■ WORK TO BE COMPLETED
Do any lines in the data below contain "after"? If so, copy every one of them.
<<<<
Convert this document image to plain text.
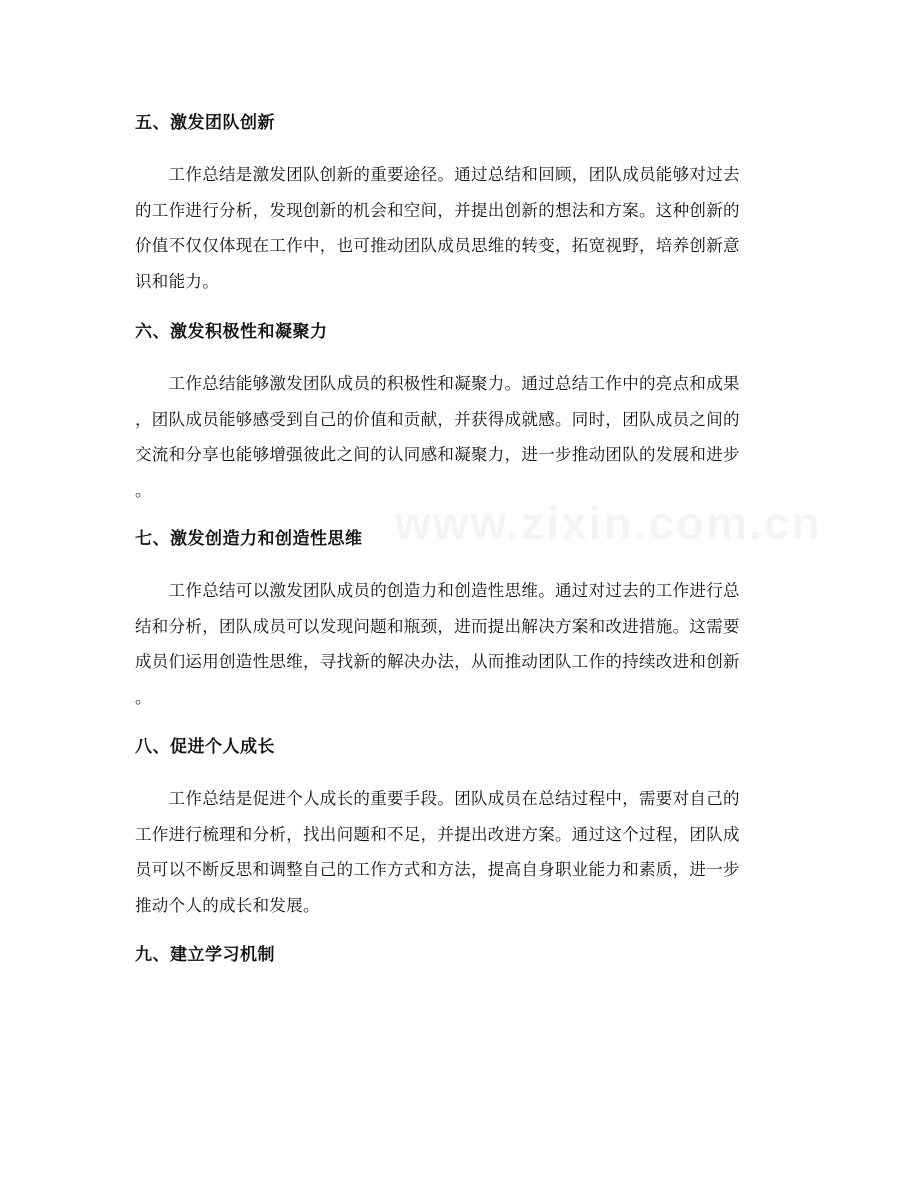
五、激发团队创新

　　工作总结是激发团队创新的重要途径。通过总结和回顾，团队成员能够对过去
的工作进行分析，发现创新的机会和空间，并提出创新的想法和方案。这种创新的
价值不仅仅体现在工作中，也可推动团队成员思维的转变，拓宽视野，培养创新意
识和能力。

六、激发积极性和凝聚力

　　工作总结能够激发团队成员的积极性和凝聚力。通过总结工作中的亮点和成果
，团队成员能够感受到自己的价值和贡献，并获得成就感。同时，团队成员之间的
交流和分享也能够增强彼此之间的认同感和凝聚力，进一步推动团队的发展和进步
。

七、激发创造力和创造性思维

　　工作总结可以激发团队成员的创造力和创造性思维。通过对过去的工作进行总
结和分析，团队成员可以发现问题和瓶颈，进而提出解决方案和改进措施。这需要
成员们运用创造性思维，寻找新的解决办法，从而推动团队工作的持续改进和创新
。

八、促进个人成长

　　工作总结是促进个人成长的重要手段。团队成员在总结过程中，需要对自己的
工作进行梳理和分析，找出问题和不足，并提出改进方案。通过这个过程，团队成
员可以不断反思和调整自己的工作方式和方法，提高自身职业能力和素质，进一步
推动个人的成长和发展。

九、建立学习机制
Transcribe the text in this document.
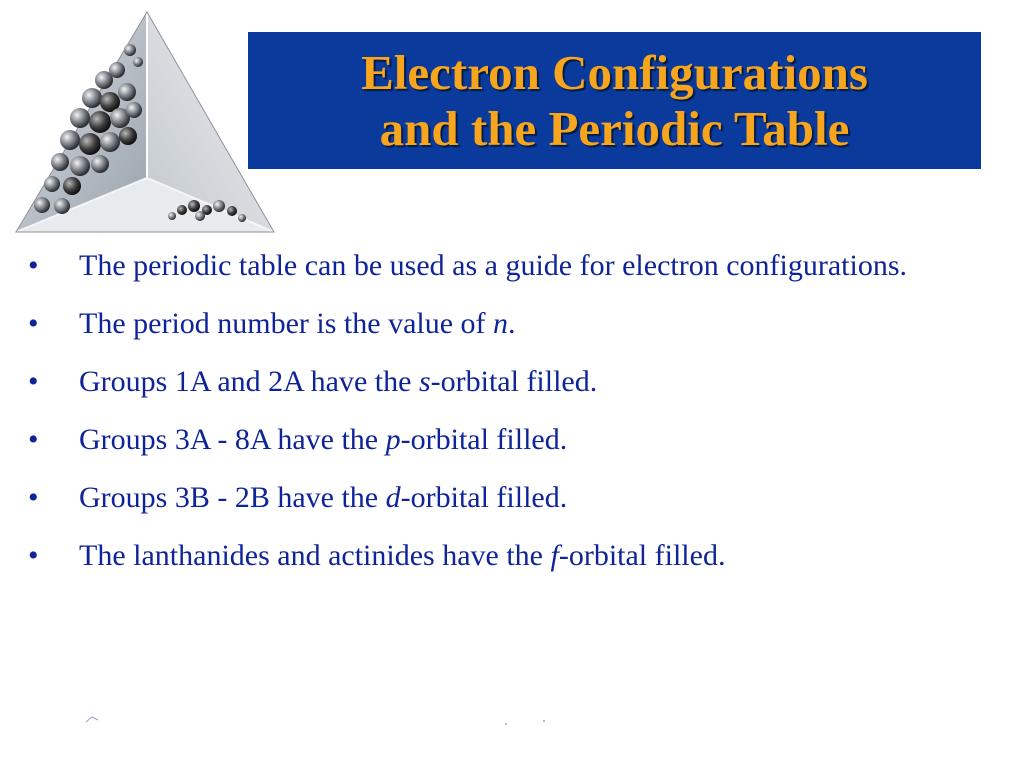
Electron Configurations
and the Periodic Table
• The periodic table can be used as a guide for electron configurations.
• The period number is the value of n.
• Groups 1A and 2A have the s-orbital filled.
• Groups 3A - 8A have the p-orbital filled.
• Groups 3B - 2B have the d-orbital filled.
• The lanthanides and actinides have the f-orbital filled.
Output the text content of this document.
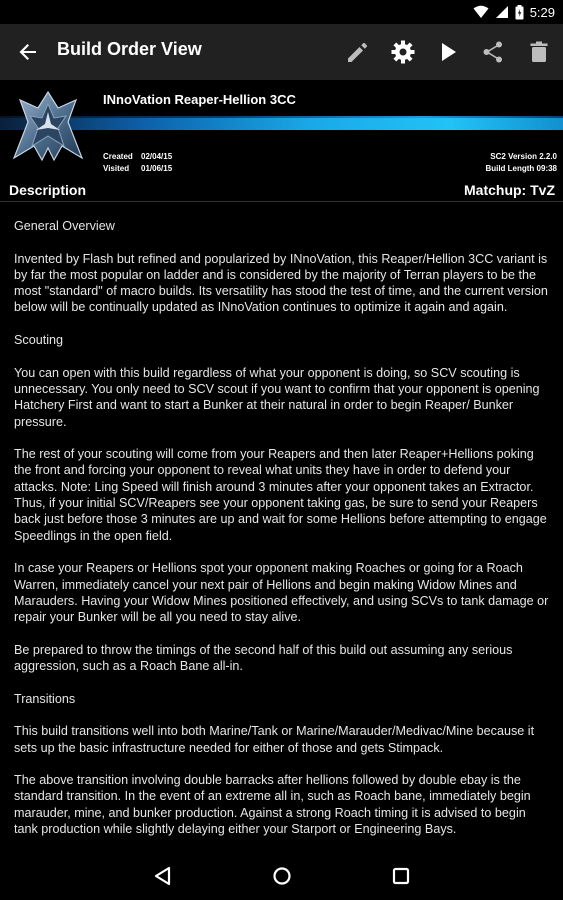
5:29
Build Order View
INnoVation Reaper-Hellion 3CC
Created 02/04/15
Visited 01/06/15
SC2 Version 2.2.0
Build Length 09:38
Description	Matchup: TvZ

General Overview

Invented by Flash but refined and popularized by INnoVation, this Reaper/Hellion 3CC variant is by far the most popular on ladder and is considered by the majority of Terran players to be the most "standard" of macro builds. Its versatility has stood the test of time, and the current version below will be continually updated as INnoVation continues to optimize it again and again.

Scouting

You can open with this build regardless of what your opponent is doing, so SCV scouting is unnecessary. You only need to SCV scout if you want to confirm that your opponent is opening Hatchery First and want to start a Bunker at their natural in order to begin Reaper/ Bunker pressure.

The rest of your scouting will come from your Reapers and then later Reaper+Hellions poking the front and forcing your opponent to reveal what units they have in order to defend your attacks. Note: Ling Speed will finish around 3 minutes after your opponent takes an Extractor. Thus, if your initial SCV/Reapers see your opponent taking gas, be sure to send your Reapers back just before those 3 minutes are up and wait for some Hellions before attempting to engage Speedlings in the open field.

In case your Reapers or Hellions spot your opponent making Roaches or going for a Roach Warren, immediately cancel your next pair of Hellions and begin making Widow Mines and Marauders. Having your Widow Mines positioned effectively, and using SCVs to tank damage or repair your Bunker will be all you need to stay alive.

Be prepared to throw the timings of the second half of this build out assuming any serious aggression, such as a Roach Bane all-in.

Transitions

This build transitions well into both Marine/Tank or Marine/Marauder/Medivac/Mine because it sets up the basic infrastructure needed for either of those and gets Stimpack.

The above transition involving double barracks after hellions followed by double ebay is the standard transition. In the event of an extreme all in, such as Roach bane, immediately begin marauder, mine, and bunker production. Against a strong Roach timing it is advised to begin tank production while slightly delaying either your Starport or Engineering Bays.
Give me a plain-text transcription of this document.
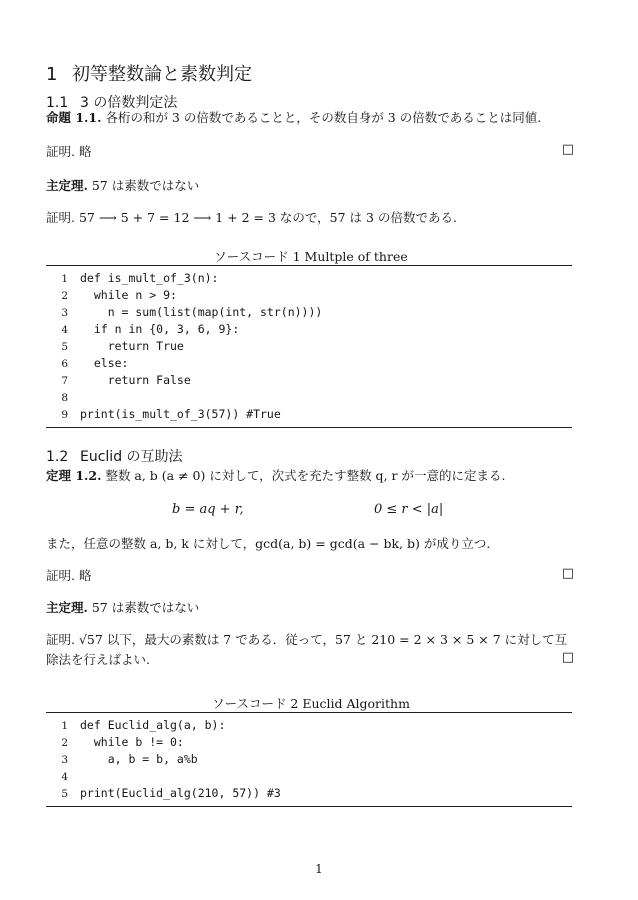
1 初等整数論と素数判定
1.1 3 の倍数判定法

命題 1.1. 各桁の和が 3 の倍数であることと，その数自身が 3 の倍数であることは同値.

証明. 略	□

主定理. 57 は素数ではない

証明. 57 ⟶ 5 + 7 = 12 ⟶ 1 + 2 = 3 なので，57 は 3 の倍数である.

ソースコード 1 Multple of three
1 def is_mult_of_3(n):
2  while n > 9:
3    n = sum(list(map(int, str(n))))
4  if n in {0, 3, 6, 9}:
5    return True
6  else:
7    return False
8
9 print(is_mult_of_3(57)) #True
1.2 Euclid の互助法

定理 1.2. 整数 a, b (a ≠ 0) に対して，次式を充たす整数 q, r が一意的に定まる.

b = aq + r,	0 ≤ r < |a|

また，任意の整数 a, b, k に対して，gcd(a, b) = gcd(a − bk, b) が成り立つ.

証明. 略	□

主定理. 57 は素数ではない

証明. √57 以下，最大の素数は 7 である．従って，57 と 210 = 2 × 3 × 5 × 7 に対して互

除法を行えばよい.	□
ソースコード 2 Euclid Algorithm
1 def Euclid_alg(a, b):
2  while b != 0:
3    a, b = b, a%b
4
5 print(Euclid_alg(210, 57)) #3
1
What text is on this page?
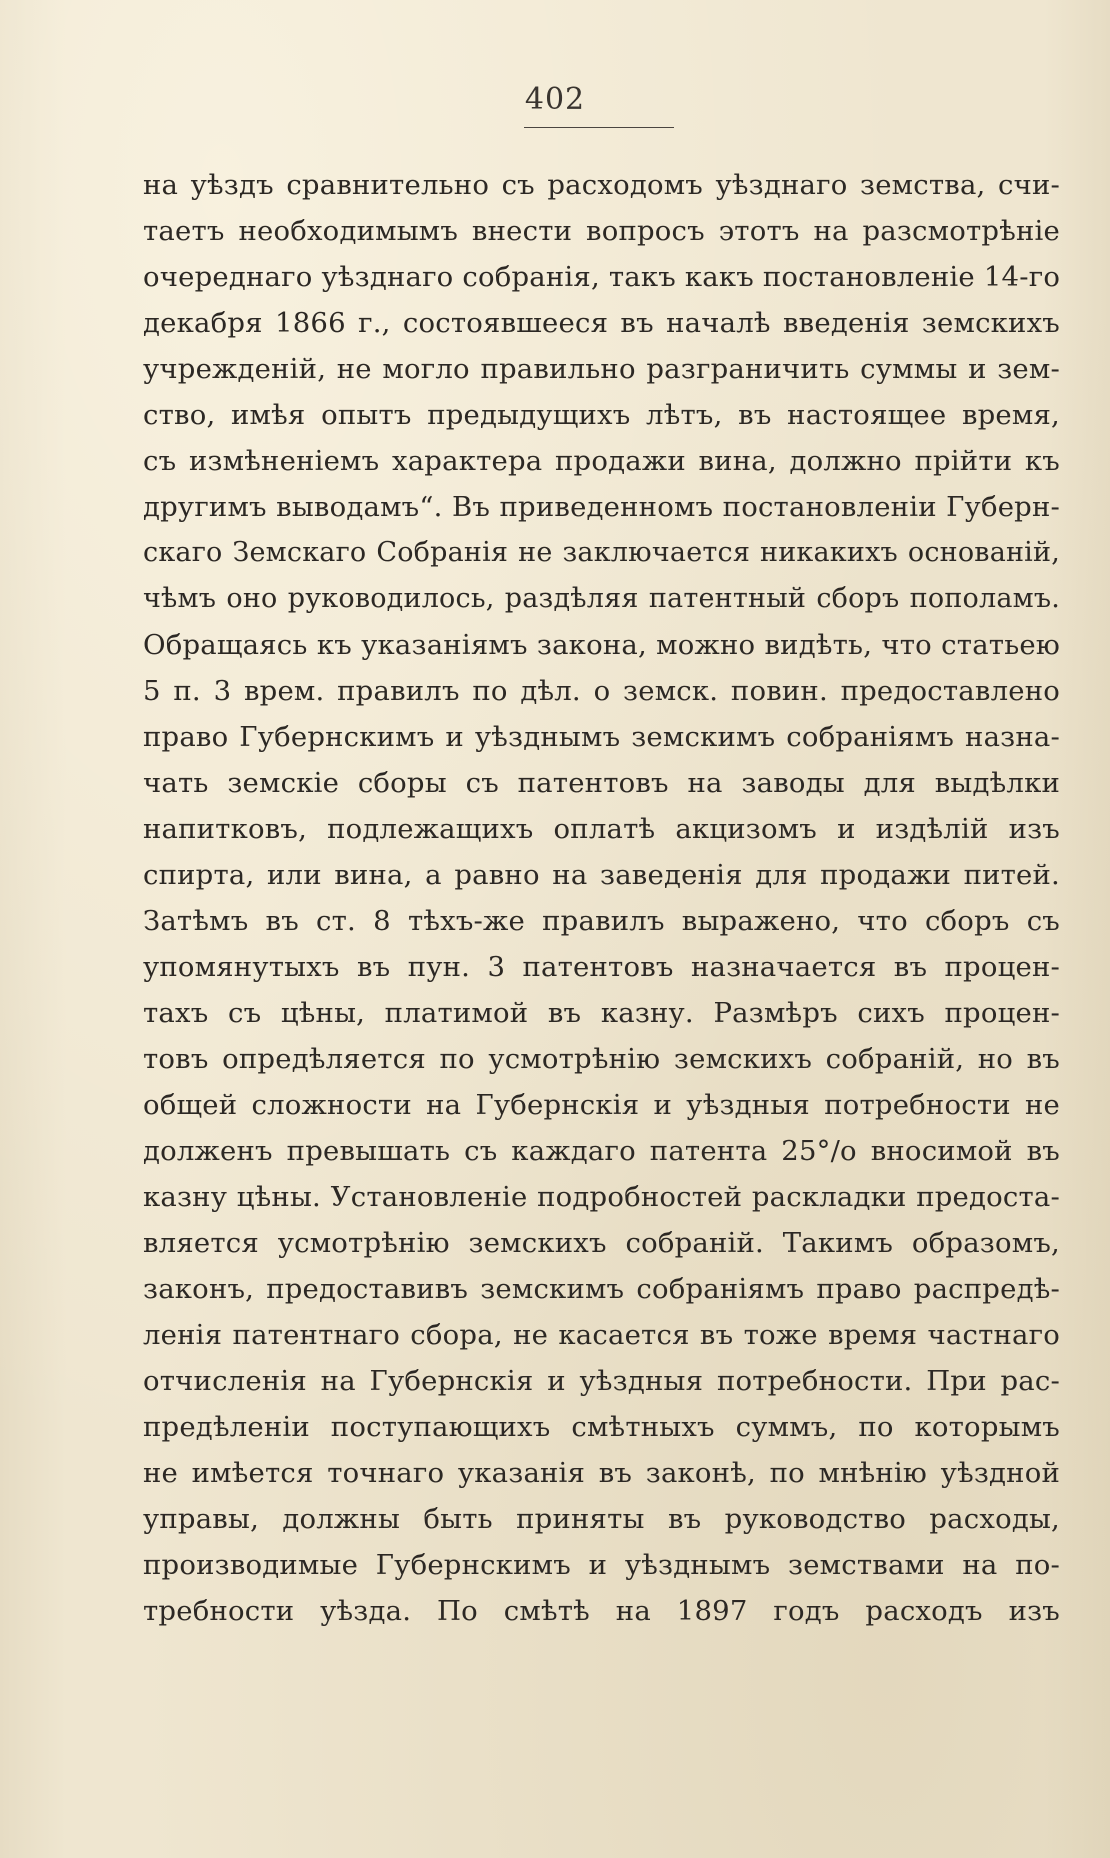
402
на уѣздъ сравнительно съ расходомъ уѣзднаго земства, счи-
таетъ необходимымъ внести вопросъ этотъ на разсмотрѣніе
очереднаго уѣзднаго собранія, такъ какъ постановленіе 14-го
декабря 1866 г., состоявшееся въ началѣ введенія земскихъ
учрежденій, не могло правильно разграничить суммы и зем-
ство, имѣя опытъ предыдущихъ лѣтъ, въ настоящее время,
съ измѣненіемъ характера продажи вина, должно прійти къ
другимъ выводамъ“. Въ приведенномъ постановленіи Губерн-
скаго Земскаго Собранія не заключается никакихъ основаній,
чѣмъ оно руководилось, раздѣляя патентный сборъ пополамъ.
Обращаясь къ указаніямъ закона, можно видѣть, что статьею
5 п. 3 врем. правилъ по дѣл. о земск. повин. предоставлено
право Губернскимъ и уѣзднымъ земскимъ собраніямъ назна-
чать земскіе сборы съ патентовъ на заводы для выдѣлки
напитковъ, подлежащихъ оплатѣ акцизомъ и издѣлій изъ
спирта, или вина, а равно на заведенія для продажи питей.
Затѣмъ въ ст. 8 тѣхъ-же правилъ выражено, что сборъ съ
упомянутыхъ въ пун. 3 патентовъ назначается въ процен-
тахъ съ цѣны, платимой въ казну. Размѣръ сихъ процен-
товъ опредѣляется по усмотрѣнію земскихъ собраній, но въ
общей сложности на Губернскія и уѣздныя потребности не
долженъ превышать съ каждаго патента 25°/о вносимой въ
казну цѣны. Установленіе подробностей раскладки предоста-
вляется усмотрѣнію земскихъ собраній. Такимъ образомъ,
законъ, предоставивъ земскимъ собраніямъ право распредѣ-
ленія патентнаго сбора, не касается въ тоже время частнаго
отчисленія на Губернскія и уѣздныя потребности. При рас-
предѣленіи поступающихъ смѣтныхъ суммъ, по которымъ
не имѣется точнаго указанія въ законѣ, по мнѣнію уѣздной
управы, должны быть приняты въ руководство расходы,
производимые Губернскимъ и уѣзднымъ земствами на по-
требности уѣзда. По смѣтѣ на 1897 годъ расходъ изъ
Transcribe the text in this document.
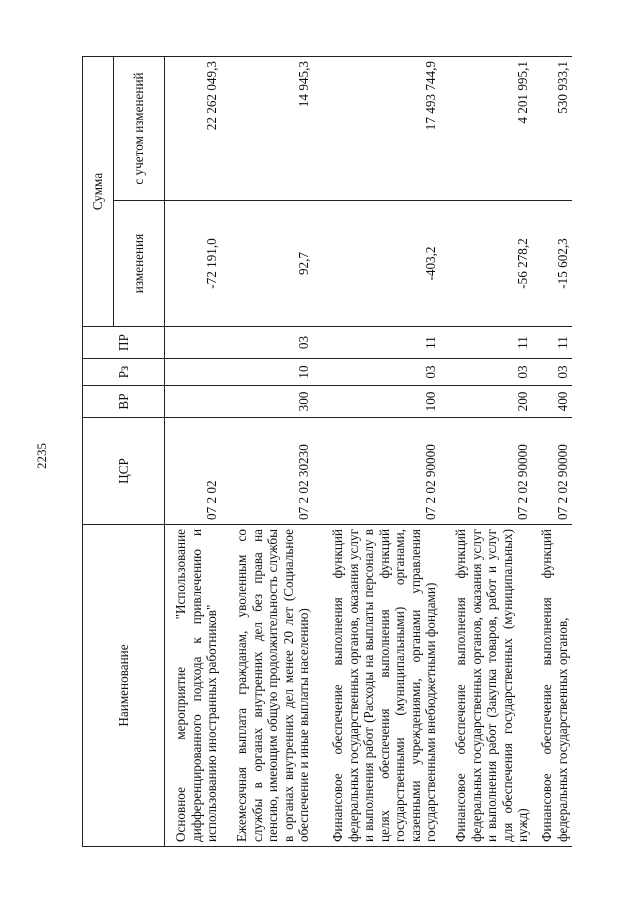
2235
Наименование	ЦСР	ВР	Рз	ПР	Сумма	
					изменения	с учетом изменений
Основное мероприятие "Использование дифференцированного подхода к привлечению и использованию иностранных работников"	07 2 02				-72 191,0	22 262 049,3
Ежемесячная выплата гражданам, уволенным со службы в органах внутренних дел без права на пенсию, имеющим общую продолжительность службы в органах внутренних дел менее 20 лет (Социальное обеспечение и иные выплаты населению)	07 2 02 30230	300	10	03	92,7	14 945,3
Финансовое обеспечение выполнения функций федеральных государственных органов, оказания услуг и выполнения работ (Расходы на выплаты персоналу в целях обеспечения выполнения функций государственными (муниципальными) органами, казенными учреждениями, органами управления государственными внебюджетными фондами)	07 2 02 90000	100	03	11	-403,2	17 493 744,9
Финансовое обеспечение выполнения функций федеральных государственных органов, оказания услуг и выполнения работ (Закупка товаров, работ и услуг для обеспечения государственных (муниципальных) нужд)	07 2 02 90000	200	03	11	-56 278,2	4 201 995,1
Финансовое обеспечение выполнения функций федеральных государственных органов,	07 2 02 90000	400	03	11	-15 602,3	530 933,1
>>>>
■ WRITTEN RESPONSE
The rest of your scouting will come from your Reapers and then later Reaper+Hellions poking the front and forcing your opponent to reveal what units they have in order to defend your attacks. Note: Ling Speed will finish around 3 minutes after your opponent takes an Extractor. Thus, if your initial SCV/Reapers see your opponent taking gas, be sure to send your Reapers back just before those 3 minutes are up and wait for some Hellions before attempting to engage Speedlings in the open field.
The above transition involving double barracks after hellions followed by double ebay is the standard transition. In the event of an extreme all in, such as Roach bane, immediately begin marauder, mine, and bunker production. Against a strong Roach timing it is advised to begin tank production while slightly delaying either your Starport or Engineering Bays.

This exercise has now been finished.